→ **EXERCICE ÉCRIT**: Présentez sous forme de liste numérotée tout ce qui va de la ligne contenant "markline-normal-water xyxy=(456,395,990,397)" jusqu'à celle contenant "scatter-point xyxy=(521,337,531,347)", ces deux lignes comprises, en omettant les lignes vides.

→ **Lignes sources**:
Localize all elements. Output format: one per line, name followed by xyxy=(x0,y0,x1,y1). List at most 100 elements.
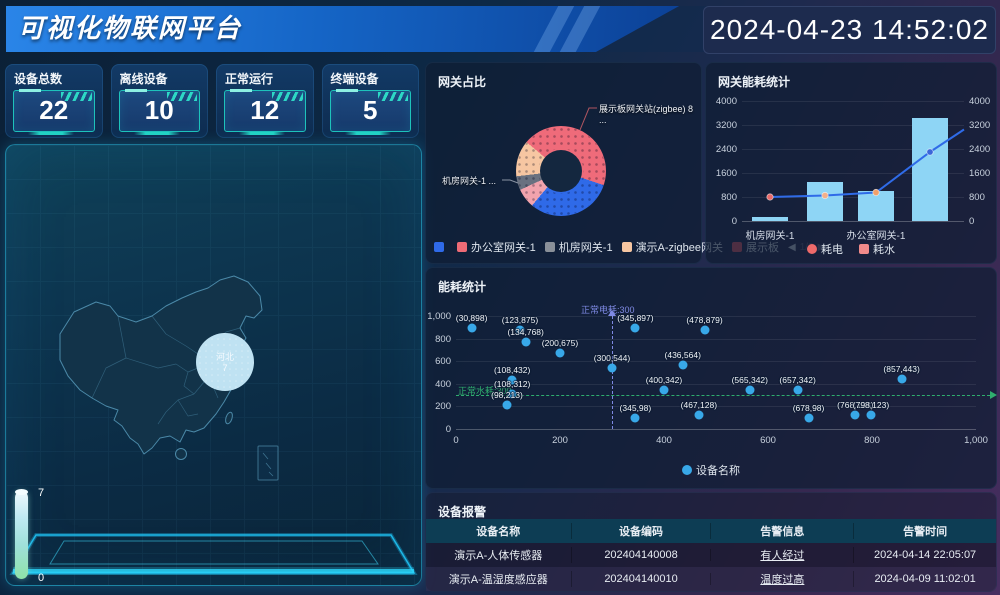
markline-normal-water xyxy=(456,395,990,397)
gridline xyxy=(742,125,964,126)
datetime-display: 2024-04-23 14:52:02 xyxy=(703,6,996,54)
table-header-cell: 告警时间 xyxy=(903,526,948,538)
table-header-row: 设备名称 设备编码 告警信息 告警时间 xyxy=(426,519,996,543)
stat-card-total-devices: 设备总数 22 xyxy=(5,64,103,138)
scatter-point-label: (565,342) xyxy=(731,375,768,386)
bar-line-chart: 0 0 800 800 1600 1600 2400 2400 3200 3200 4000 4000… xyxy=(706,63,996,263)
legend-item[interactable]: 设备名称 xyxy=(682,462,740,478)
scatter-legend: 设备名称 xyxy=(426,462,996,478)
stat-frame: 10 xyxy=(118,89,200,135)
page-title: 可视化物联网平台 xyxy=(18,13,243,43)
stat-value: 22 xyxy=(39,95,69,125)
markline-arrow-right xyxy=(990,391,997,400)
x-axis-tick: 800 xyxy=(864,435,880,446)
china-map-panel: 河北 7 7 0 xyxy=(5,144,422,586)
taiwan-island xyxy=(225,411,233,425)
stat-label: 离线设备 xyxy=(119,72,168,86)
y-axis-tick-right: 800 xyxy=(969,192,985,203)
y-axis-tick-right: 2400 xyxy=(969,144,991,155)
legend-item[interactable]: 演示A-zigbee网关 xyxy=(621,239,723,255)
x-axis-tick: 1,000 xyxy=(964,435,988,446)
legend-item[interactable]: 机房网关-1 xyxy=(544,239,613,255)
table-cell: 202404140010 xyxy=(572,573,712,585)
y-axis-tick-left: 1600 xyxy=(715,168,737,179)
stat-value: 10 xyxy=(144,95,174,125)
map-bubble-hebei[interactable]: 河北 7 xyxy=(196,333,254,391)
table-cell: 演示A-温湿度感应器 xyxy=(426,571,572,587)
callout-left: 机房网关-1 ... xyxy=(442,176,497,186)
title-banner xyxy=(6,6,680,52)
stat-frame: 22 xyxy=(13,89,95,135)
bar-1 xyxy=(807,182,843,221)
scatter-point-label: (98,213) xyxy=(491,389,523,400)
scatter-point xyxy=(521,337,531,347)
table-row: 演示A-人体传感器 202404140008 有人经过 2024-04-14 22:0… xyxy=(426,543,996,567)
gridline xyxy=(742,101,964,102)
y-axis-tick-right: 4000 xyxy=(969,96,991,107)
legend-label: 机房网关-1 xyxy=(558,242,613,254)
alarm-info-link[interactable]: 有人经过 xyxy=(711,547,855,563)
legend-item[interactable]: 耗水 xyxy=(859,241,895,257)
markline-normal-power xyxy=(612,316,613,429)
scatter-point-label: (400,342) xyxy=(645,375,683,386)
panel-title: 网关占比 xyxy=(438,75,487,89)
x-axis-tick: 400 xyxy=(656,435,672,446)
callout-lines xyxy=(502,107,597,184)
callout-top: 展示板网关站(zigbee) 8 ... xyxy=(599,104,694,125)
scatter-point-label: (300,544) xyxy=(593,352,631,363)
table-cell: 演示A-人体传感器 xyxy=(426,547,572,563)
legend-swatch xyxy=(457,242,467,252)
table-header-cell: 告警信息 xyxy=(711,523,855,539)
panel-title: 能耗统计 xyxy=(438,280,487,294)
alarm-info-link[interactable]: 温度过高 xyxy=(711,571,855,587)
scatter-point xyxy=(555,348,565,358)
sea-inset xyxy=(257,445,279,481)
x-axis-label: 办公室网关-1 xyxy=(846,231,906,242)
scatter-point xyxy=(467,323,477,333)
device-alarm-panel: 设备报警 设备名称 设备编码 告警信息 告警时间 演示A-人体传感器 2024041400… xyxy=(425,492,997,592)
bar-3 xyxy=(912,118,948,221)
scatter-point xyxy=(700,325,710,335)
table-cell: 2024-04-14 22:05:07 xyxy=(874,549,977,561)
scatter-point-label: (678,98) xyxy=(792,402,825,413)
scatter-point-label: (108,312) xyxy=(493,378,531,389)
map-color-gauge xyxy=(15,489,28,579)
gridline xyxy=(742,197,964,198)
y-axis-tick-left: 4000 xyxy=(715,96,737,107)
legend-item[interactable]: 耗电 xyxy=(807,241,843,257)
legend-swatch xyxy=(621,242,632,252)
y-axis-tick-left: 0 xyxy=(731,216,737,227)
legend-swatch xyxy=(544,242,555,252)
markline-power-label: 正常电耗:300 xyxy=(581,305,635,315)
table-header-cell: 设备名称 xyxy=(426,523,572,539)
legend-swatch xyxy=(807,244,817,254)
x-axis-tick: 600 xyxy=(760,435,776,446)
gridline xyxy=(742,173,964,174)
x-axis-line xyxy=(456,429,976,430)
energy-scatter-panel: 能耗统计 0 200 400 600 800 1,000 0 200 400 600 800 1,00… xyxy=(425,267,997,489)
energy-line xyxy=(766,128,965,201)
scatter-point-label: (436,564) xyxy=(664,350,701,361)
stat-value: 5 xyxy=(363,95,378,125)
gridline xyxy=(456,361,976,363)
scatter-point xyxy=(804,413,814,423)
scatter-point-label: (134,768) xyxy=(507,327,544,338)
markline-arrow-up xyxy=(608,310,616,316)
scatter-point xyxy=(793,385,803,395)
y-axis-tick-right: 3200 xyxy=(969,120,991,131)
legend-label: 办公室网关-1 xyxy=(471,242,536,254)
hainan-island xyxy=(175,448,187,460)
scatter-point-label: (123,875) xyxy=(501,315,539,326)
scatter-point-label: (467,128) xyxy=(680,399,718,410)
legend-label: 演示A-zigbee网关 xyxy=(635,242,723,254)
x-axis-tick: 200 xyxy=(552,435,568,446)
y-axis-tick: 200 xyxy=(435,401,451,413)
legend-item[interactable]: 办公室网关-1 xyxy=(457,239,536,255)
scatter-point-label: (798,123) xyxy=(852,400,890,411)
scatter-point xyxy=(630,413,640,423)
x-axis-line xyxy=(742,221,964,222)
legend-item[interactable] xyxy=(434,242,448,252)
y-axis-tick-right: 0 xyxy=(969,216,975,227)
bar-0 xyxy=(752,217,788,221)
...
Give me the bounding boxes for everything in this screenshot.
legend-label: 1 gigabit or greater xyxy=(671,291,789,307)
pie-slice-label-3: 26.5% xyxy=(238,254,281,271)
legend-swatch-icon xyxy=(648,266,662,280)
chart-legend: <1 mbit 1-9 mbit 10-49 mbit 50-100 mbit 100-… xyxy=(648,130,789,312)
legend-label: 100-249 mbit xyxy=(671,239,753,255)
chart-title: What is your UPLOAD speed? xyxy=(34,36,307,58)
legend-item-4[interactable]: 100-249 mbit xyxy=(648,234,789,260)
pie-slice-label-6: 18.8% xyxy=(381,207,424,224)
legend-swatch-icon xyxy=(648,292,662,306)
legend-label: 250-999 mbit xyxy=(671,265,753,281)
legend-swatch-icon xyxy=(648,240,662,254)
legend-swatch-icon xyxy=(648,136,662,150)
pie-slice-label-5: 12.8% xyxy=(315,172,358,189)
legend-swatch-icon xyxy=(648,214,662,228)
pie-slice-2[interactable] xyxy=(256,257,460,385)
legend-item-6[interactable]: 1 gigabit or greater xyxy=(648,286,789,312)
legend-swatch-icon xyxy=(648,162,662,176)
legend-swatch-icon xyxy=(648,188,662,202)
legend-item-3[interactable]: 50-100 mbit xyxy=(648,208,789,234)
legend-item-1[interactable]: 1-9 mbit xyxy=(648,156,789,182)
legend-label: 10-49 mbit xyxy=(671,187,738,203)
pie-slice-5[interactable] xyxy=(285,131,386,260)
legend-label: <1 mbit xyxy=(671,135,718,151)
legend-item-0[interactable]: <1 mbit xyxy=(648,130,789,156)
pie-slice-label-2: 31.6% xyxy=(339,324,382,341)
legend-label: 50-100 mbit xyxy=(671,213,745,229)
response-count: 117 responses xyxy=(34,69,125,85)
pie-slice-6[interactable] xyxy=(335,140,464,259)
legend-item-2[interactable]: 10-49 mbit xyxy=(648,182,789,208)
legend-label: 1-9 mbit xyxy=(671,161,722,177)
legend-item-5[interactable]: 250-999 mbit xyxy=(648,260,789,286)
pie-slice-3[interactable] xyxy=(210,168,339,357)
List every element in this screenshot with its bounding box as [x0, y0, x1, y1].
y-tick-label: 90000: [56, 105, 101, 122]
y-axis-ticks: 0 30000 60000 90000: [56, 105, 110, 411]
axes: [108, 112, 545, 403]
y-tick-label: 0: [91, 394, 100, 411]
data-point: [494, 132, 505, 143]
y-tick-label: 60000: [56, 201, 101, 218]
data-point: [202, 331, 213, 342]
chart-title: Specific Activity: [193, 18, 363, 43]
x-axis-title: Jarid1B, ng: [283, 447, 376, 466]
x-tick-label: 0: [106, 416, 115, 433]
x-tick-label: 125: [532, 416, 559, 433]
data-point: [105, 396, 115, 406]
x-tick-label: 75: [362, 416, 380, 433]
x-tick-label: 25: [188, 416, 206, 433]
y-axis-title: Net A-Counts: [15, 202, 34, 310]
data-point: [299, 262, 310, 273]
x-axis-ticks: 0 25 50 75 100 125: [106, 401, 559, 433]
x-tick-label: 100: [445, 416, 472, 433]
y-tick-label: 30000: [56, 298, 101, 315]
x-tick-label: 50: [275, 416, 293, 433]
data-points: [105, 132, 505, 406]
---
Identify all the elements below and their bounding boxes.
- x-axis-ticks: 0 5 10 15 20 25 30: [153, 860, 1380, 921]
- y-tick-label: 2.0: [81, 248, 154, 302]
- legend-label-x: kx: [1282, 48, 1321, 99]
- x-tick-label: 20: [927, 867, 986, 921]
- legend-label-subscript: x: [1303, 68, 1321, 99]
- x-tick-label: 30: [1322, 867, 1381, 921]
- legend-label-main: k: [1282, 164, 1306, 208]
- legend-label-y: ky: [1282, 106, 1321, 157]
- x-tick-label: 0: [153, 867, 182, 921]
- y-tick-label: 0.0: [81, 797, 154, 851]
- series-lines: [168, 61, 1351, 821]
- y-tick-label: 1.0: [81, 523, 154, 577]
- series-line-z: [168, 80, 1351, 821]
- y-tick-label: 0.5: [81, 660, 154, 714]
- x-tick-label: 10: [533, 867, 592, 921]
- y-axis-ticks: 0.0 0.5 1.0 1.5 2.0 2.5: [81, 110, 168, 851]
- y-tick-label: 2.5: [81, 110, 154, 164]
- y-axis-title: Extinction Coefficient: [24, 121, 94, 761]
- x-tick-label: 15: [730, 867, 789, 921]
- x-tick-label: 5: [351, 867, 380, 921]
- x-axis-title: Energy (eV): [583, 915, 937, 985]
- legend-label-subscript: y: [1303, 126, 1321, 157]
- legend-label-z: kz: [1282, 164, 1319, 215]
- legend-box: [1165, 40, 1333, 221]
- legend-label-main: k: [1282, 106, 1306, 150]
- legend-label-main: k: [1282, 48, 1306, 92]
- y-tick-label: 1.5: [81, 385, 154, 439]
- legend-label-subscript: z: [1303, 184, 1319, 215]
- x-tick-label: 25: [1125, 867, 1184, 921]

→ **RÉSULTAT DE L'EXERCICE**:
1. markline-normal-water xyxy=(456,395,990,397)
2. gridline xyxy=(742,125,964,126)
3. datetime-display: 2024-04-23 14:52:02 xyxy=(703,6,996,54)
4. table-header-cell: 告警时间 xyxy=(903,526,948,538)
5. table-header-row: 设备名称 设备编码 告警信息 告警时间 xyxy=(426,519,996,543)
6. stat-card-total-devices: 设备总数 22 xyxy=(5,64,103,138)
7. scatter-point-label: (565,342) xyxy=(731,375,768,386)
8. bar-line-chart: 0 0 800 800 1600 1600 2400 2400 3200 3200 4000 4000… xyxy=(706,63,996,263)
9. legend-item[interactable]: 设备名称 xyxy=(682,462,740,478)
10. scatter-legend: 设备名称 xyxy=(426,462,996,478)
11. stat-frame: 10 xyxy=(118,89,200,135)
12. page-title: 可视化物联网平台 xyxy=(18,13,243,43)
13. stat-value: 22 xyxy=(39,95,69,125)
14. markline-arrow-right xyxy=(990,391,997,400)
15. x-axis-tick: 800 xyxy=(864,435,880,446)
16. china-map-panel: 河北 7 7 0 xyxy=(5,144,422,586)
17. taiwan-island xyxy=(225,411,233,425)
18. stat-label: 离线设备 xyxy=(119,72,168,86)
19. y-axis-tick-right: 800 xyxy=(969,192,985,203)
20. y-axis-tick-right: 2400 xyxy=(969,144,991,155)
21. legend-item[interactable]: 演示A-zigbee网关 xyxy=(621,239,723,255)
22. x-axis-tick: 1,000 xyxy=(964,435,988,446)
23. legend-item[interactable]: 机房网关-1 xyxy=(544,239,613,255)
24. table-cell: 202404140010 xyxy=(572,573,712,585)
25. y-axis-tick-left: 1600 xyxy=(715,168,737,179)
26. stat-value: 10 xyxy=(144,95,174,125)
27. map-bubble-hebei[interactable]: 河北 7 xyxy=(196,333,254,391)
28. table-cell: 演示A-温湿度感应器 xyxy=(426,571,572,587)
29. callout-left: 机房网关-1 ... xyxy=(442,176,497,186)
30. title-banner xyxy=(6,6,680,52)
31. stat-frame: 22 xyxy=(13,89,95,135)
32. bar-1 xyxy=(807,182,843,221)
33. scatter-point-label: (98,213) xyxy=(491,389,523,400)
34. scatter-point xyxy=(521,337,531,347)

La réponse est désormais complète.